WHAT YOU NEED TO DO => Only lines containing the word "Asia" belong in the answer; copy each one from the records.

(Items from a figure collection)
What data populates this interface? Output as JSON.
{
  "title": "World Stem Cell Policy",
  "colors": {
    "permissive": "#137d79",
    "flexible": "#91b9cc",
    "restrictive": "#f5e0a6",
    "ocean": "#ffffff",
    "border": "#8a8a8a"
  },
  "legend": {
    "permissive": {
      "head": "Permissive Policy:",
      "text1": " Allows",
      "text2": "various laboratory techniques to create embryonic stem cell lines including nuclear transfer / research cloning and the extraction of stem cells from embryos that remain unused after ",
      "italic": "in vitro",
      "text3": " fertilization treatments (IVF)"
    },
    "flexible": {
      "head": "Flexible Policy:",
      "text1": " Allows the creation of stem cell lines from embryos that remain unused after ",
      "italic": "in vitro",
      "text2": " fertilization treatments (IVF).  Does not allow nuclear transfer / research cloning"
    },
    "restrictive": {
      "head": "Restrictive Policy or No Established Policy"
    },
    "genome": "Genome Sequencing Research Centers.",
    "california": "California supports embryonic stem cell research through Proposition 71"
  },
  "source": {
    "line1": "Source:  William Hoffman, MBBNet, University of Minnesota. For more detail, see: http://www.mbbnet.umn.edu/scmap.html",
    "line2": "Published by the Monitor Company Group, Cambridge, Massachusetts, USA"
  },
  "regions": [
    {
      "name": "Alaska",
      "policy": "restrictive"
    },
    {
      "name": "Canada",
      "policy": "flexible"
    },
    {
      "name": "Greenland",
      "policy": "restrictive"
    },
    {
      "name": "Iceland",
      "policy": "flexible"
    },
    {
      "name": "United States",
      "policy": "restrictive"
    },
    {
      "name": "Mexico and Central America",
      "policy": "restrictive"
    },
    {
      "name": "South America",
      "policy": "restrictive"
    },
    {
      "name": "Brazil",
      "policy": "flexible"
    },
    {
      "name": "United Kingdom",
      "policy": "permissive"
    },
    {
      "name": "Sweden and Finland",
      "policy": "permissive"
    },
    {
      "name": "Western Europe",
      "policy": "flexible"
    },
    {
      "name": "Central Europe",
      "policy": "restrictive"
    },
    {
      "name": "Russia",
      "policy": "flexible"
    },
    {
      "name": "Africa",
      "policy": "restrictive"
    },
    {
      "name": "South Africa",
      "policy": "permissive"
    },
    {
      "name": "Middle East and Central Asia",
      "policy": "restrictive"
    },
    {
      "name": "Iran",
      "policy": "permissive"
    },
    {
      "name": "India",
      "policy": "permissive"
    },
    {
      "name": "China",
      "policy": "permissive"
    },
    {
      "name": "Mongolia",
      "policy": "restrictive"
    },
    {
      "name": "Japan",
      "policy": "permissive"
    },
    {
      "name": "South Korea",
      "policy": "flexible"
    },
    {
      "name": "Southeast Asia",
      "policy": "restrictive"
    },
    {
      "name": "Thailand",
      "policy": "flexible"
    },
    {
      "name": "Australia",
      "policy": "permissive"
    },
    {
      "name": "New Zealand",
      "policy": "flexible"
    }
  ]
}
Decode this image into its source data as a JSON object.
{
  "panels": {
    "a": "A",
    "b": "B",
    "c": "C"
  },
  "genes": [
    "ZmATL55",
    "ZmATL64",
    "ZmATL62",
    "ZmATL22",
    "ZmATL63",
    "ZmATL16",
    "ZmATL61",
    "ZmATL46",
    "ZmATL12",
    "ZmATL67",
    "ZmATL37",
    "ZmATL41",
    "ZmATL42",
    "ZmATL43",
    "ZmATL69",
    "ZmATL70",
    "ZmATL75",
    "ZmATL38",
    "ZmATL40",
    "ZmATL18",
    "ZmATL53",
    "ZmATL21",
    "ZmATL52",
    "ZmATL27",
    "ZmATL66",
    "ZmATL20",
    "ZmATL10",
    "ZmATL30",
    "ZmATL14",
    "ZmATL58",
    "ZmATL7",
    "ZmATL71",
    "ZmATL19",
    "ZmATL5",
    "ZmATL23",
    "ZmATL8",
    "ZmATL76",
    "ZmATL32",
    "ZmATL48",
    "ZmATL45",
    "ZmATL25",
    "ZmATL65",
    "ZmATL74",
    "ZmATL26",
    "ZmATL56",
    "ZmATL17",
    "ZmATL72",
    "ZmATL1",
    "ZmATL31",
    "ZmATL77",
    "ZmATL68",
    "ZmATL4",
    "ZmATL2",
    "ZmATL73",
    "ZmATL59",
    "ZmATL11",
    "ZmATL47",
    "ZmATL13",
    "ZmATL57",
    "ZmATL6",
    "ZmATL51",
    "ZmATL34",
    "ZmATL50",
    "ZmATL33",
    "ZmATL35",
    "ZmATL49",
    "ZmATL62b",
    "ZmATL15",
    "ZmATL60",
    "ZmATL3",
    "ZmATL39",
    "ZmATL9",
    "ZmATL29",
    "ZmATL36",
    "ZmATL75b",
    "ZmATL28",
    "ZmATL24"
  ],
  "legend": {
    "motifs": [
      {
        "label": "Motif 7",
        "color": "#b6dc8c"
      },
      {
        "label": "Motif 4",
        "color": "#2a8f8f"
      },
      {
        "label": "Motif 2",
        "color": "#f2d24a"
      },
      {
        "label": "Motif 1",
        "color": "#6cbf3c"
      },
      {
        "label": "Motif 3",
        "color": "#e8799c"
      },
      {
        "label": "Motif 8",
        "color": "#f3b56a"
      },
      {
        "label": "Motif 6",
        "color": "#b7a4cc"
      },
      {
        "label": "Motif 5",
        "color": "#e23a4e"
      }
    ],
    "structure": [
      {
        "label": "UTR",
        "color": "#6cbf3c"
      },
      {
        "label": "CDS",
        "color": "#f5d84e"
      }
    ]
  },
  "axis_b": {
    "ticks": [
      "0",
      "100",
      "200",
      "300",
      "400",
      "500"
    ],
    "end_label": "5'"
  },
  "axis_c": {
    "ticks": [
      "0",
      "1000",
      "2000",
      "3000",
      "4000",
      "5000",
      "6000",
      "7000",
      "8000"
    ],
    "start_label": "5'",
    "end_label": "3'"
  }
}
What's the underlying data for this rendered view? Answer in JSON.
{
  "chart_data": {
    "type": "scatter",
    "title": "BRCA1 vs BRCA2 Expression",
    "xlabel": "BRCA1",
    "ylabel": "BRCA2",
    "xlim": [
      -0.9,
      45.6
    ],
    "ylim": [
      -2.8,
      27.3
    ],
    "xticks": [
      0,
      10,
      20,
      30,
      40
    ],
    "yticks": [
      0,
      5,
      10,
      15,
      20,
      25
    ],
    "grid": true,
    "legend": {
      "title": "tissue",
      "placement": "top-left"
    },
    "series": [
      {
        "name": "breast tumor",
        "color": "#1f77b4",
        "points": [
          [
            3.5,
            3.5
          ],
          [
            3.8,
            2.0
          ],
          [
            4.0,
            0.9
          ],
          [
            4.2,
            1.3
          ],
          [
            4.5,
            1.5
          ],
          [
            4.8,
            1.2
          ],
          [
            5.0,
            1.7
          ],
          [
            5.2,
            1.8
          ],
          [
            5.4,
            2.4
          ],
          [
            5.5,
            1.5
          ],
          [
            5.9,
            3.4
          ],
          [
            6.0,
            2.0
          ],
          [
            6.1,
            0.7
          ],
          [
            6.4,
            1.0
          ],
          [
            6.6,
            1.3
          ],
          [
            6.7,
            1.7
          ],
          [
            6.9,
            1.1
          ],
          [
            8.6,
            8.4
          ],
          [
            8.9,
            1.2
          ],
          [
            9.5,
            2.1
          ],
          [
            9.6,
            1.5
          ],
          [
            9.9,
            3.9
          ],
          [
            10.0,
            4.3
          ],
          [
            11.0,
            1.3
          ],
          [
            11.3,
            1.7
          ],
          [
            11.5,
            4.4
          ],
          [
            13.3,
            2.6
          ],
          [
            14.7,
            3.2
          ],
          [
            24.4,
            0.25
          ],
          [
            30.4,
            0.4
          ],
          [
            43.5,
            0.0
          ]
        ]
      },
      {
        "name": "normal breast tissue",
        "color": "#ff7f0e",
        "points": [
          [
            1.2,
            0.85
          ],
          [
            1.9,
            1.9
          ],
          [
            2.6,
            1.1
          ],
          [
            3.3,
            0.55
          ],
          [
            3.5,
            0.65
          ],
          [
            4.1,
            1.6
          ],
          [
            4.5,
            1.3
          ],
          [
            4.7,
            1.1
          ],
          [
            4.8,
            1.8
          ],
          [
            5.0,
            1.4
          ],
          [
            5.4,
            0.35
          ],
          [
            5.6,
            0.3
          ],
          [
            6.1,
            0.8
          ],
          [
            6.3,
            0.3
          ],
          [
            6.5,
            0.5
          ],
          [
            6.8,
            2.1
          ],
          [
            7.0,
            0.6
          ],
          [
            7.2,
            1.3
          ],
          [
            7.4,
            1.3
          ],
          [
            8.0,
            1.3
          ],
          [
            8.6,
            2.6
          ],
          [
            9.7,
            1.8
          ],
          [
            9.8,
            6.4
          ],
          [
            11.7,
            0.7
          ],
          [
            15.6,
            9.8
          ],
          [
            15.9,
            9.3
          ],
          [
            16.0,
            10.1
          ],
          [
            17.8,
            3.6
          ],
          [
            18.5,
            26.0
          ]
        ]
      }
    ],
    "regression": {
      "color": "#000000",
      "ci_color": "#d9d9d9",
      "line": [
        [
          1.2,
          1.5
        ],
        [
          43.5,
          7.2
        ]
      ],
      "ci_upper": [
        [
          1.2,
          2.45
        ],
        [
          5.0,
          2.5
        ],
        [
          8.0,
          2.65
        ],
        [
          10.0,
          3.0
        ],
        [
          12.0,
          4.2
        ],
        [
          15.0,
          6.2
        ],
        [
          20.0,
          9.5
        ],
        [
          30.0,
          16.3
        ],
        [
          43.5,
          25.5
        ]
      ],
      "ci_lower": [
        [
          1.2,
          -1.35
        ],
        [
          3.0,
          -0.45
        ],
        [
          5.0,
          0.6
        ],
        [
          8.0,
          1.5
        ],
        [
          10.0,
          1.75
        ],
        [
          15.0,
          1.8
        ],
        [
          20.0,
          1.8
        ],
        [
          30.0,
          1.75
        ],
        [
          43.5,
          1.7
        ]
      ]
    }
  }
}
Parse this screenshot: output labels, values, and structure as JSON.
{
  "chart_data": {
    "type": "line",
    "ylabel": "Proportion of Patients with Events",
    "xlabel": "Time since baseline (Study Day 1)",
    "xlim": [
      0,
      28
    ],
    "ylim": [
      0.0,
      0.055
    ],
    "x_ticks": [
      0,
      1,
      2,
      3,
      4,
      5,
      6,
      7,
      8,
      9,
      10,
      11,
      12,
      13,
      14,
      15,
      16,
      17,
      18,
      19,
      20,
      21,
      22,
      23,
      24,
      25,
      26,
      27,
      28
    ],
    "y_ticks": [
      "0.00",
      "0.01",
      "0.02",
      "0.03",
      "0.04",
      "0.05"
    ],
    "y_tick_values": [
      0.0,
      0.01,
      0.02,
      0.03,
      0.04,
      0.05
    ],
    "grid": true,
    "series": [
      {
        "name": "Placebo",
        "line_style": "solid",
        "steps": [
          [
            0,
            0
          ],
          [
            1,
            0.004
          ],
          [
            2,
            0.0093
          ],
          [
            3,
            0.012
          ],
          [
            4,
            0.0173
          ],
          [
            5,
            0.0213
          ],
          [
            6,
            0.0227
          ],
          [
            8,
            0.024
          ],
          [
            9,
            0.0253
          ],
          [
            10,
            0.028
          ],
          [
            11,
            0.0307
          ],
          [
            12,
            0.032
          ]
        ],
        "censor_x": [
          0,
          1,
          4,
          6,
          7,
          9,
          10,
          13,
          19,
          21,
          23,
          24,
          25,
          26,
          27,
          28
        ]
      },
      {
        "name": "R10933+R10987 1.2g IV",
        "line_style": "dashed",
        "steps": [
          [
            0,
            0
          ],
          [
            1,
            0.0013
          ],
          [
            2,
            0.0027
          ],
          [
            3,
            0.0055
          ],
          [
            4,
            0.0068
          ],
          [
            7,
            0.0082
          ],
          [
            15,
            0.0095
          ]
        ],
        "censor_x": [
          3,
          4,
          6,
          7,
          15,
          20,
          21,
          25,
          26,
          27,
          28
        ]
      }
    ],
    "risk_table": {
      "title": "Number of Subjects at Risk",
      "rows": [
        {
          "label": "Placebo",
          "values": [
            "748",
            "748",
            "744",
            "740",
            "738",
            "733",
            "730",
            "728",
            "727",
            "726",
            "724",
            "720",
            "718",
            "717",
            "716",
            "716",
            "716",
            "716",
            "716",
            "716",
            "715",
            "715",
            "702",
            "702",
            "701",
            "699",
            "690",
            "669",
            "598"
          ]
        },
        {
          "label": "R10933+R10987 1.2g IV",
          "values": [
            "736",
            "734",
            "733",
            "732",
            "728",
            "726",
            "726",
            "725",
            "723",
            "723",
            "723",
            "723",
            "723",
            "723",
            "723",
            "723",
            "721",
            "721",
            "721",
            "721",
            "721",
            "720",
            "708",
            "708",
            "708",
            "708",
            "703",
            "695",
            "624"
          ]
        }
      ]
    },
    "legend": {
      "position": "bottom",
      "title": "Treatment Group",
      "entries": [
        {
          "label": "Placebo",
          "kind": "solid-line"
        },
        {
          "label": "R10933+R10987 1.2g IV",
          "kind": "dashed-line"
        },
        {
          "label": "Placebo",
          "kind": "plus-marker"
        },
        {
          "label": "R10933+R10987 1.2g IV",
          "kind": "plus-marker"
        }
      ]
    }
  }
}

SOLVED PROBLEM =>
      "name": "Middle East and Central Asia",
      "name": "Southeast Asia",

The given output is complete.